Copy, in full, each line of the material that holds the word "como".

==== INPUT FOR THIS TASK

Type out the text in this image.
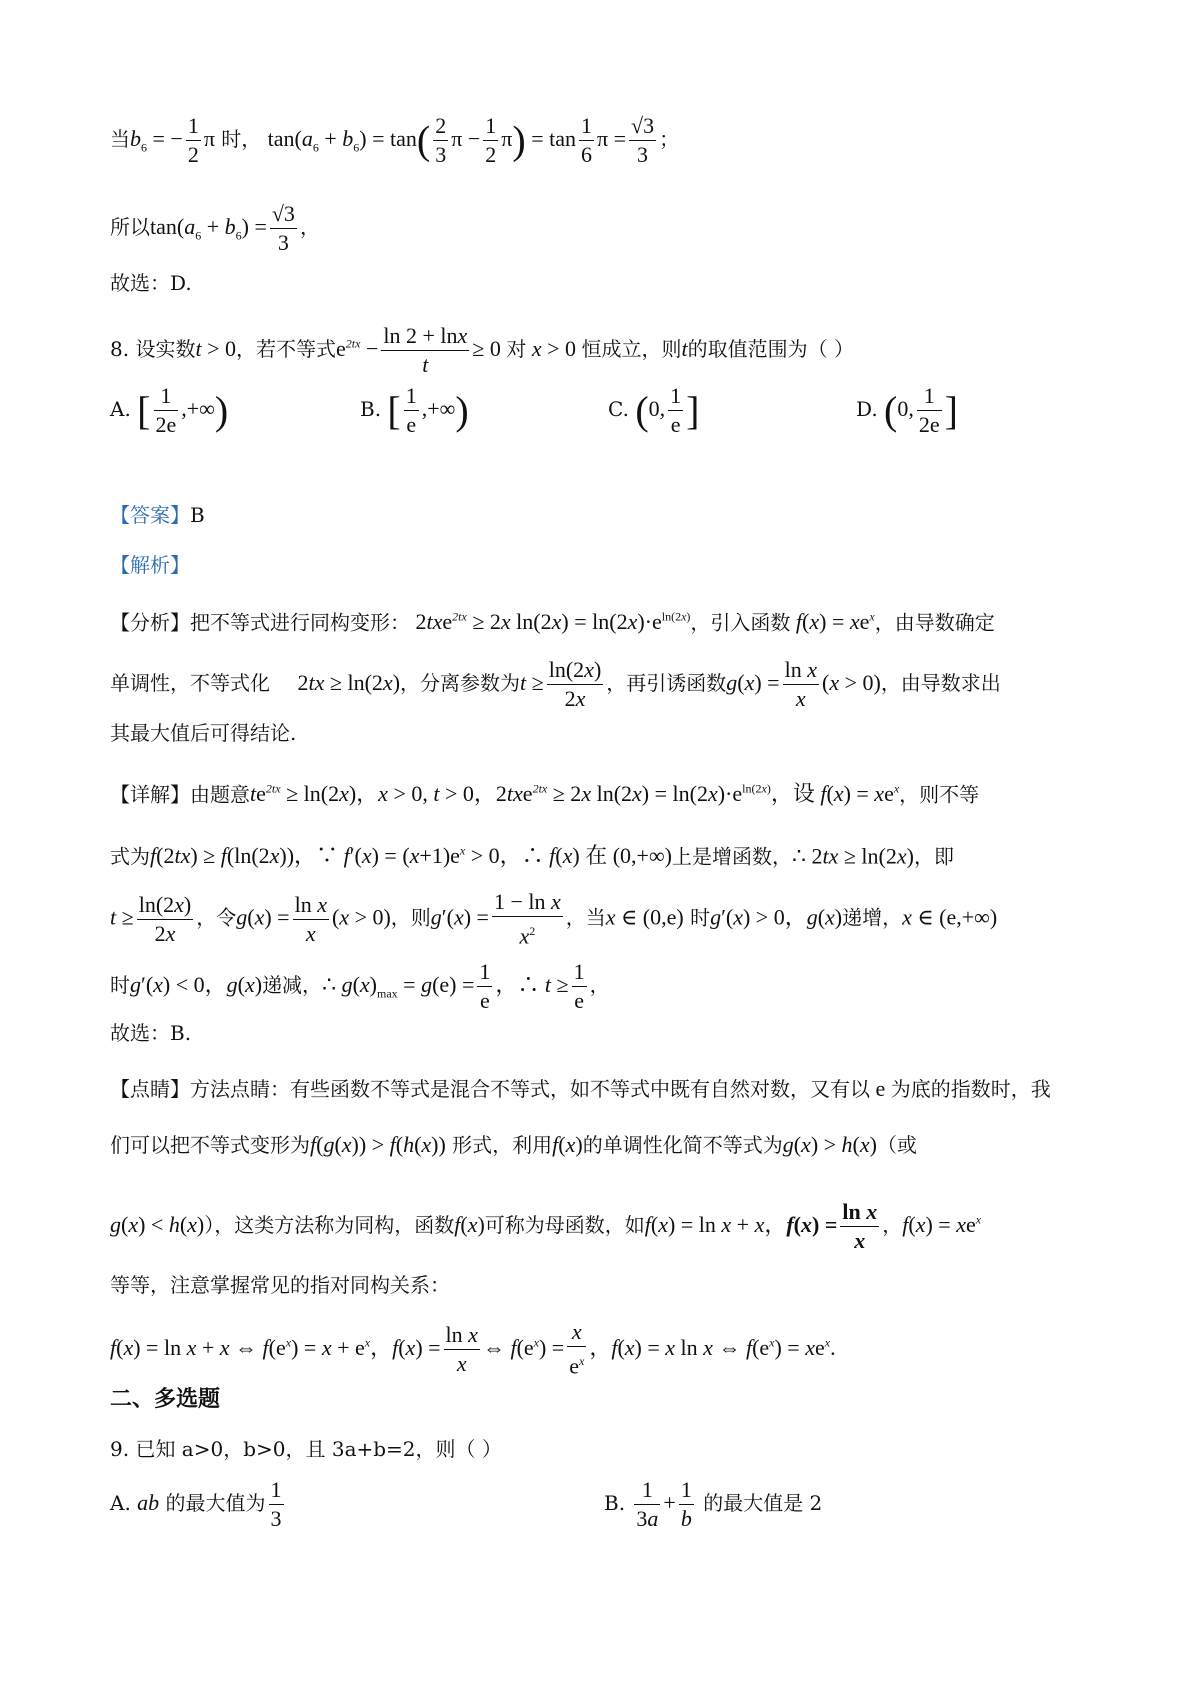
当$b_6$ = − $\frac{1}{2}$ π 时， $\tan(a_6 + b_6) = \tan( \frac{2}{3}$ $\pi - \frac{1}{2} \pi) = \tan \frac{1}{6}$ $\pi = \frac{√3}{3}$ ；
所以$\tan(a_6 + b_6) = \frac{√3}{3}$ ，
故选：D.
8. 设实数t > 0，若不等式$e^{2tx} - \frac{\ln 2 + \ln x}{t} \ge 0$ 对 x > 0 恒成立，则t的取值范围为（ ）
A. [ $\frac{1}{2e}$ ,+∞)	B. [ $\frac{1}{e}$ ,+∞)	C. (0, $\frac{1}{e}$ ]	D. (0, $\frac{1}{2e}$ ]
【答案】B
【解析】
【分析】把不等式进行同构变形： 2txe$^{2tx}$ ≥ 2x $\ln(2x) = \ln(2x)\cdot e^{ln(2x)}$，引入函数 $f(x) = xe^x$，由导数确定
单调性，不等式化　 2tx ≥ ln(2x)，分离参数为$t \ge \frac{\ln(2x)}{2x}$ ，再引诱函数$g(x) = \frac{\text{ln x}}{x} (x > 0)$，由导数求出
其最大值后可得结论.
【详解】由题意$te^{2tx} \ge \ln(2x)$，x > 0, t > 0，2txe$^{2tx}$ ≥ 2x $\ln(2x) = \ln(2x)\cdot e^{ln(2x)}$，设 $f(x) = xe^x$，则不等
式为f(2tx) ≥ f(ln(2x))，∵ $f'(x) = (x+1)e^x > 0$，∴ f(x) 在 (0,+∞)上是增函数，∴ 2tx ≥ ln(2x)，即
$t \ge \frac{\ln(2x)}{2x}$ ，令$g(x) = \frac{\text{ln x}}{x} (x > 0)$，则$g'(x) = \frac{\text{1 − ln x}}{x^2}$ ，当x ∈ (0,e) 时g′(x) > 0，g(x)递增，x ∈ (e,+∞)
时g′(x) < 0，g(x)递减，∴ $g(x)_{max} = g(e) = \frac{1}{e}$ ，∴ $t \ge \frac{1}{e}$ ，
故选：B.
【点睛】方法点睛：有些函数不等式是混合不等式，如不等式中既有自然对数，又有以 e 为底的指数时，我
们可以把不等式变形为f(g(x)) > f(h(x)) 形式，利用f(x)的单调性化简不等式为g(x) > h(x)（或
g(x) < h(x)），这类方法称为同构，函数f(x)可称为母函数，如f(x) = ln x + x，$f(x) = \frac{\text{ln x}}{x}$ ，$f(x) = xe^x$
等等，注意掌握常见的指对同构关系：
f(x) = ln x + x ⇔ $f(e^x) = x + e^x$，$f(x) = \frac{\text{ln x}}{x}$ ⇔ $f(e^x) = \frac{x}{e^x}$ ，f(x) = x ln x ⇔ $f(e^x) = xe^x$.
二、多选题
9. 已知 a>0，b>0，且 3a+b=2，则（ ）
A. ab 的最大值为 $\frac{1}{3}$	B. $\frac{1}{3a} + \frac{1}{b}$ 的最大值是 2
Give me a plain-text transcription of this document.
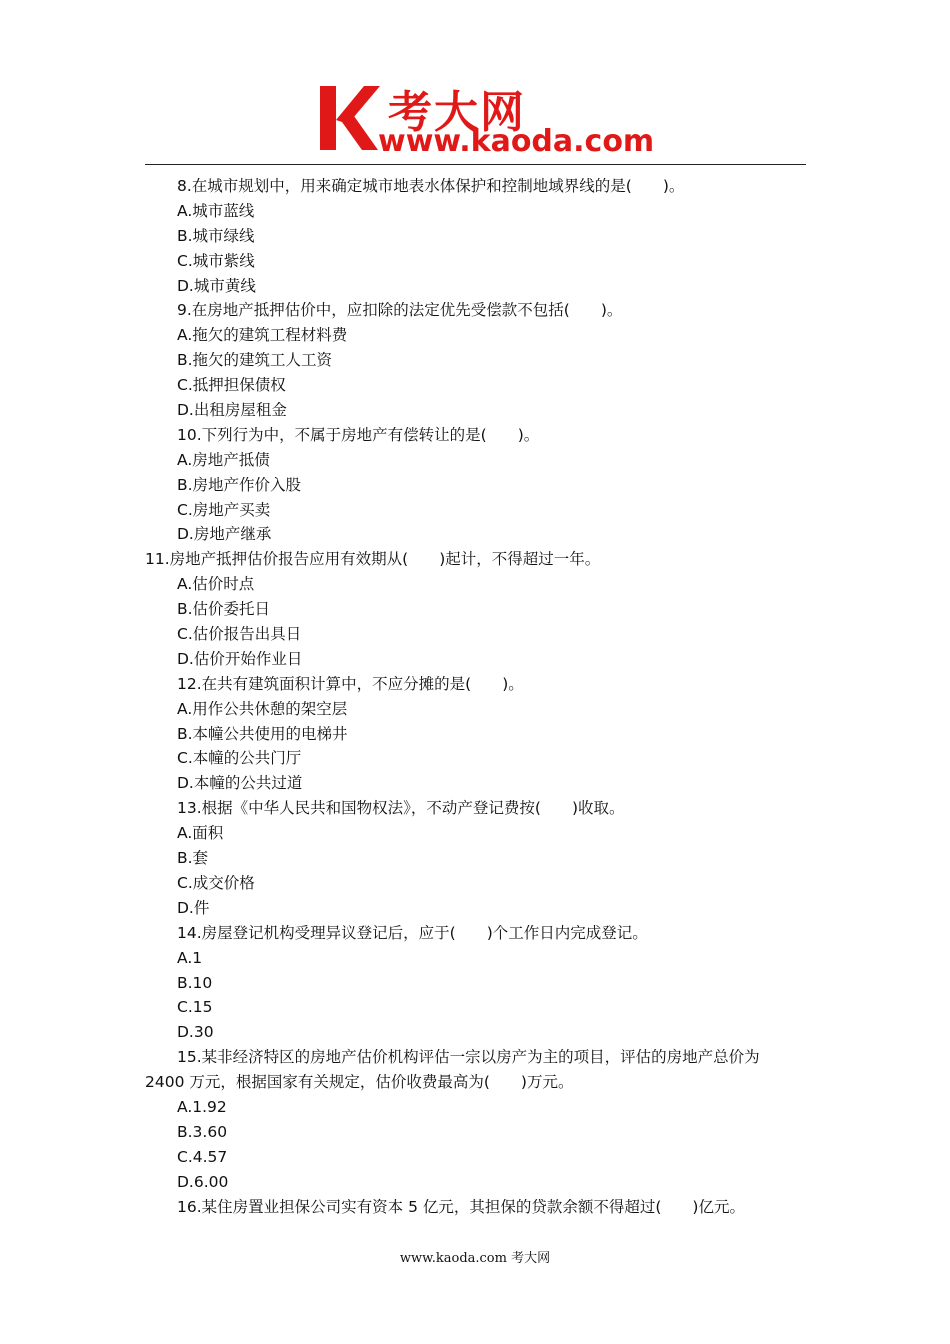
考大网
www.kaoda.com
8.在城市规划中，用来确定城市地表水体保护和控制地域界线的是(　　)。
A.城市蓝线
B.城市绿线
C.城市紫线
D.城市黄线
9.在房地产抵押估价中，应扣除的法定优先受偿款不包括(　　)。
A.拖欠的建筑工程材料费
B.拖欠的建筑工人工资
C.抵押担保债权
D.出租房屋租金
10.下列行为中，不属于房地产有偿转让的是(　　)。
A.房地产抵债
B.房地产作价入股
C.房地产买卖
D.房地产继承
11.房地产抵押估价报告应用有效期从(　　)起计，不得超过一年。
A.估价时点
B.估价委托日
C.估价报告出具日
D.估价开始作业日
12.在共有建筑面积计算中，不应分摊的是(　　)。
A.用作公共休憩的架空层
B.本幢公共使用的电梯井
C.本幢的公共门厅
D.本幢的公共过道
13.根据《中华人民共和国物权法》，不动产登记费按(　　)收取。
A.面积
B.套
C.成交价格
D.件
14.房屋登记机构受理异议登记后，应于(　　)个工作日内完成登记。
A.1
B.10
C.15
D.30
15.某非经济特区的房地产估价机构评估一宗以房产为主的项目，评估的房地产总价为
2400 万元，根据国家有关规定，估价收费最高为(　　)万元。
A.1.92
B.3.60
C.4.57
D.6.00
16.某住房置业担保公司实有资本 5 亿元，其担保的贷款余额不得超过(　　)亿元。
www.kaoda.com 考大网
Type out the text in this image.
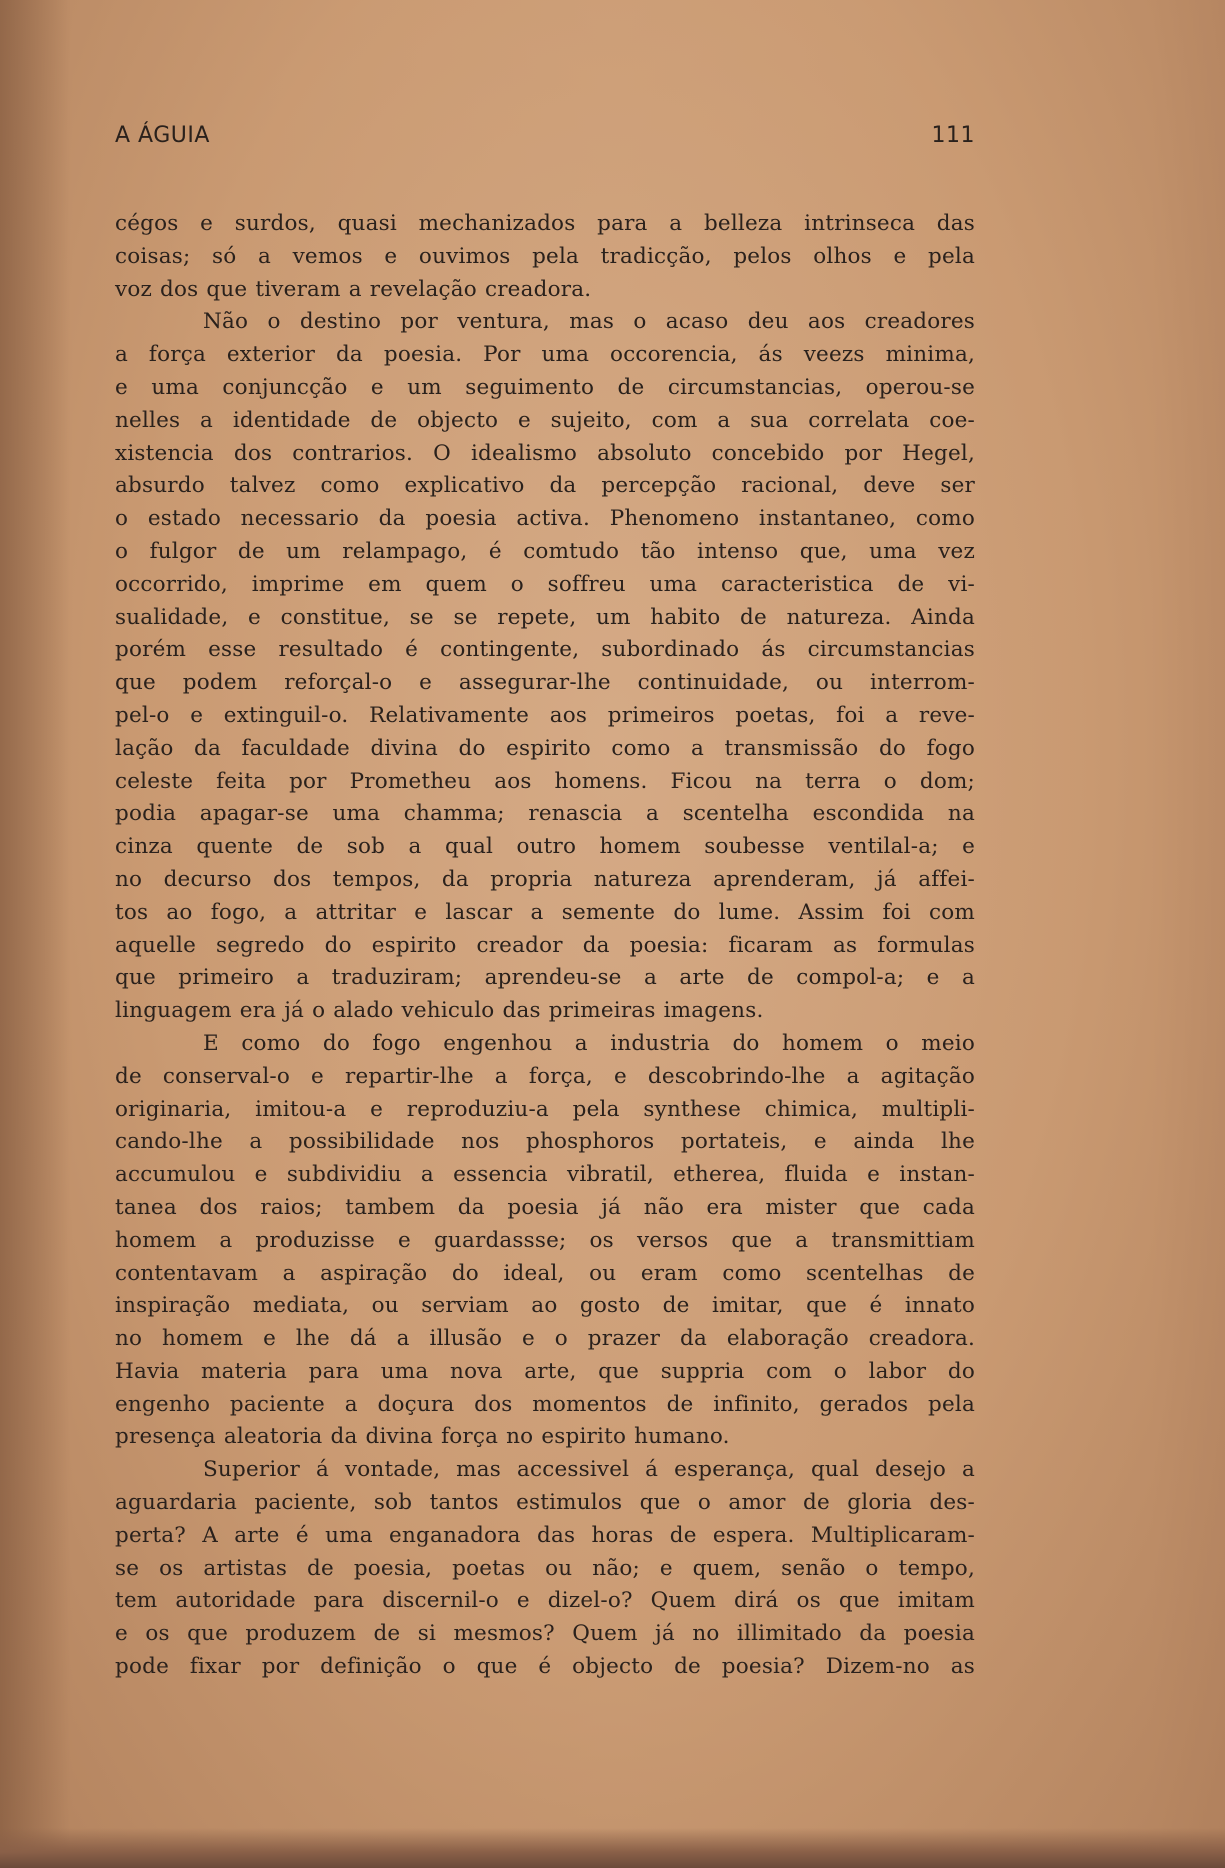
A ÁGUIA	111
cégos e surdos, quasi mechanizados para a belleza intrinseca das
coisas; só a vemos e ouvimos pela tradicção, pelos olhos e pela
voz dos que tiveram a revelação creadora.
Não o destino por ventura, mas o acaso deu aos creadores
a força exterior da poesia. Por uma occorencia, ás veezs minima,
e uma conjuncção e um seguimento de circumstancias, operou-se
nelles a identidade de objecto e sujeito, com a sua correlata coe-
xistencia dos contrarios. O idealismo absoluto concebido por Hegel,
absurdo talvez como explicativo da percepção racional, deve ser
o estado necessario da poesia activa. Phenomeno instantaneo, como
o fulgor de um relampago, é comtudo tão intenso que, uma vez
occorrido, imprime em quem o soffreu uma caracteristica de vi-
sualidade, e constitue, se se repete, um habito de natureza. Ainda
porém esse resultado é contingente, subordinado ás circumstancias
que podem reforçal-o e assegurar-lhe continuidade, ou interrom-
pel-o e extinguil-o. Relativamente aos primeiros poetas, foi a reve-
lação da faculdade divina do espirito como a transmissão do fogo
celeste feita por Prometheu aos homens. Ficou na terra o dom;
podia apagar-se uma chamma; renascia a scentelha escondida na
cinza quente de sob a qual outro homem soubesse ventilal-a; e
no decurso dos tempos, da propria natureza aprenderam, já affei-
tos ao fogo, a attritar e lascar a semente do lume. Assim foi com
aquelle segredo do espirito creador da poesia: ficaram as formulas
que primeiro a traduziram; aprendeu-se a arte de compol-a; e a
linguagem era já o alado vehiculo das primeiras imagens.
E como do fogo engenhou a industria do homem o meio
de conserval-o e repartir-lhe a força, e descobrindo-lhe a agitação
originaria, imitou-a e reproduziu-a pela synthese chimica, multipli-
cando-lhe a possibilidade nos phosphoros portateis, e ainda lhe
accumulou e subdividiu a essencia vibratil, etherea, fluida e instan-
tanea dos raios; tambem da poesia já não era mister que cada
homem a produzisse e guardassse; os versos que a transmittiam
contentavam a aspiração do ideal, ou eram como scentelhas de
inspiração mediata, ou serviam ao gosto de imitar, que é innato
no homem e lhe dá a illusão e o prazer da elaboração creadora.
Havia materia para uma nova arte, que suppria com o labor do
engenho paciente a doçura dos momentos de infinito, gerados pela
presença aleatoria da divina força no espirito humano.
Superior á vontade, mas accessivel á esperança, qual desejo a
aguardaria paciente, sob tantos estimulos que o amor de gloria des-
perta? A arte é uma enganadora das horas de espera. Multiplicaram-
se os artistas de poesia, poetas ou não; e quem, senão o tempo,
tem autoridade para discernil-o e dizel-o? Quem dirá os que imitam
e os que produzem de si mesmos? Quem já no illimitado da poesia
pode fixar por definição o que é objecto de poesia? Dizem-no as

========

◆ **OUTPUT OF THE EXERCISE**
absurdo talvez como explicativo da percepção racional, deve ser
o estado necessario da poesia activa. Phenomeno instantaneo, como
lação da faculdade divina do espirito como a transmissão do fogo
E como do fogo engenhou a industria do homem o meio
contentavam a aspiração do ideal, ou eram como scentelhas de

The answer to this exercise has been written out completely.